■ **WRITTEN TASK**: Quote, word for word, the lines from the one containing "trash-icon [1001,97,1011,109]" through the one containing "row-checkbox[interactable] [221,602,232,614]", including both.

· · ·

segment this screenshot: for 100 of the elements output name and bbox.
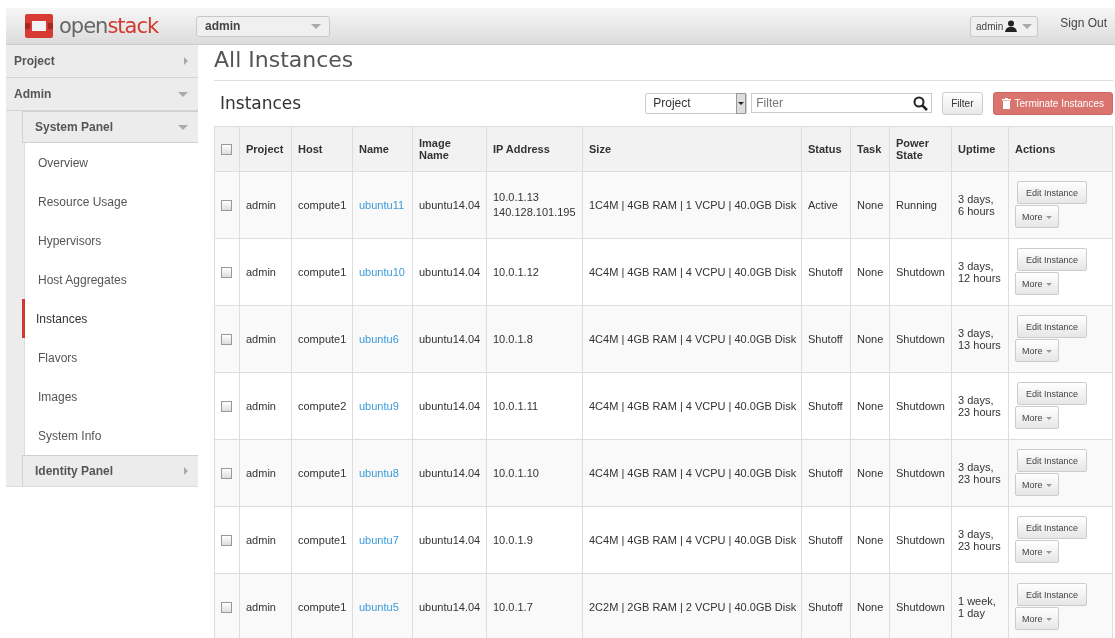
trash-icon [1001,97,1011,109]
row-checkbox[interactable] [221,535,232,547]
table-cell: compute1 [298,333,347,345]
nav-item[interactable]: Overview [24,143,198,182]
table-cell: ubuntu14.04 [419,534,481,546]
more-button[interactable]: More [1015,339,1059,362]
table-cell: compute1 [298,266,347,278]
filter-button[interactable]: Filter [942,91,983,115]
panel-item[interactable]: Identity Panel [22,455,198,486]
table-cell: 3 days, 13 hours [958,327,1001,351]
row-checkbox[interactable] [221,267,232,279]
table-cell: Shutoff [808,534,843,546]
table-cell: ubuntu14.04 [419,601,481,613]
column-header: IP Address [486,126,583,172]
project-dropdown[interactable]: admin [196,15,330,37]
table-cell: 3 days, 12 hours [958,260,1001,284]
table-cell: None [857,266,884,278]
column-header: Uptime [951,126,1009,172]
table-cell: 10.0.1.13 140.128.101.195 [493,190,576,220]
row-checkbox[interactable] [221,602,232,614]
panel-item[interactable]: System Panel [22,111,198,143]
nav-item[interactable]: Images [24,377,198,416]
table-cell: None [857,601,884,613]
table-cell: 3 days, 23 hours [958,394,1001,418]
more-button[interactable]: More [1015,272,1059,295]
user-menu[interactable]: admin [970,15,1039,37]
table-cell: Shutoff [808,601,843,613]
table-cell: Shutdown [896,467,945,479]
table-cell: 10.0.1.8 [493,331,533,347]
table-cell: compute2 [298,400,347,412]
column-header: Image Name [412,126,487,172]
table-cell: Shutdown [896,601,945,613]
table-cell: compute1 [298,467,347,479]
table-cell: admin [246,266,276,278]
table-cell: 10.0.1.9 [493,532,533,548]
more-button[interactable]: More [1015,406,1059,429]
filter-field-select[interactable]: Project [645,92,748,114]
edit-instance-button[interactable]: Edit Instance [1017,315,1088,338]
edit-instance-button[interactable]: Edit Instance [1017,382,1088,405]
table-cell: 3 days, 6 hours [958,193,995,217]
table-cell: compute1 [298,199,347,211]
column-header: Status [801,126,851,172]
table-cell: Shutdown [896,266,945,278]
edit-instance-button[interactable]: Edit Instance [1017,516,1088,539]
row-checkbox[interactable] [221,334,232,346]
table-cell: Shutoff [808,400,843,412]
more-button[interactable]: More [1015,607,1059,630]
edit-instance-button[interactable]: Edit Instance [1017,583,1088,606]
nav-item[interactable]: Hypervisors [24,221,198,260]
nav-item[interactable]: Instances [22,299,198,338]
more-button[interactable]: More [1015,473,1059,496]
column-header: Project [239,126,292,172]
nav-item[interactable]: Resource Usage [24,182,198,221]
column-header: Host [291,126,353,172]
column-header: Size [582,126,802,172]
table-cell: admin [246,400,276,412]
edit-instance-button[interactable]: Edit Instance [1017,449,1088,472]
logo-text: openstack [59,14,159,38]
dashboard-item[interactable]: Project [6,45,198,78]
table-cell: 10.0.1.11 [493,398,539,414]
logo-icon [23,13,55,39]
table-cell: ubuntu14.04 [419,333,481,345]
row-checkbox[interactable] [221,468,232,480]
table-cell: 1C4M | 4GB RAM | 1 VCPU | 40.0GB Disk [589,199,797,211]
table-cell: admin [246,601,276,613]
column-header: Task [850,126,890,172]
table-cell: Active [808,199,838,211]
table-cell: compute1 [298,601,347,613]
table-cell: admin [246,467,276,479]
table-cell: admin [246,534,276,546]
nav-item[interactable]: System Info [24,416,198,455]
table-cell: admin [246,199,276,211]
table-cell: Shutdown [896,534,945,546]
table-cell: compute1 [298,534,347,546]
table-cell: None [857,400,884,412]
more-button[interactable]: More [1015,540,1059,563]
table-cell: 4C4M | 4GB RAM | 4 VCPU | 40.0GB Disk [589,534,797,546]
column-header: Power State [889,126,952,172]
page-title: All Instances [214,45,1113,81]
edit-instance-button[interactable]: Edit Instance [1017,248,1088,271]
nav-item[interactable]: Flavors [24,338,198,377]
sign-out-link[interactable]: Sign Out [1060,16,1107,30]
table-cell: None [857,199,884,211]
row-checkbox[interactable] [221,200,232,212]
person-icon [1005,20,1018,32]
table-cell: admin [246,333,276,345]
edit-instance-button[interactable]: Edit Instance [1017,181,1088,204]
table-cell: None [857,333,884,345]
row-checkbox[interactable] [221,401,232,413]
filter-field[interactable]: Filter [751,93,933,113]
select-all-checkbox[interactable] [221,144,232,156]
column-header: Actions [1008,126,1113,172]
table-cell: 10.0.1.10 [493,465,539,481]
table-cell: ubuntu14.04 [419,400,481,412]
column-header: Name [352,126,413,172]
more-button[interactable]: More [1015,205,1059,228]
table-cell: 4C4M | 4GB RAM | 4 VCPU | 40.0GB Disk [589,266,797,278]
table-cell: Running [896,199,937,211]
table-title: Instances [220,93,302,113]
nav-item[interactable]: Host Aggregates [24,260,198,299]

· · ·

■ **FINISHED ANSWER**:
trash-icon [1001,97,1011,109]
row-checkbox[interactable] [221,535,232,547]
table-cell: compute1 [298,333,347,345]
nav-item[interactable]: Overview [24,143,198,182]
table-cell: ubuntu14.04 [419,534,481,546]
more-button[interactable]: More [1015,339,1059,362]
table-cell: compute1 [298,266,347,278]
filter-button[interactable]: Filter [942,91,983,115]
panel-item[interactable]: Identity Panel [22,455,198,486]
table-cell: 3 days, 13 hours [958,327,1001,351]
row-checkbox[interactable] [221,267,232,279]
table-cell: Shutoff [808,534,843,546]
table-cell: ubuntu14.04 [419,601,481,613]
column-header: IP Address [486,126,583,172]
project-dropdown[interactable]: admin [196,15,330,37]
table-cell: 3 days, 12 hours [958,260,1001,284]
table-cell: None [857,266,884,278]
column-header: Uptime [951,126,1009,172]
table-cell: 10.0.1.13 140.128.101.195 [493,190,576,220]
row-checkbox[interactable] [221,602,232,614]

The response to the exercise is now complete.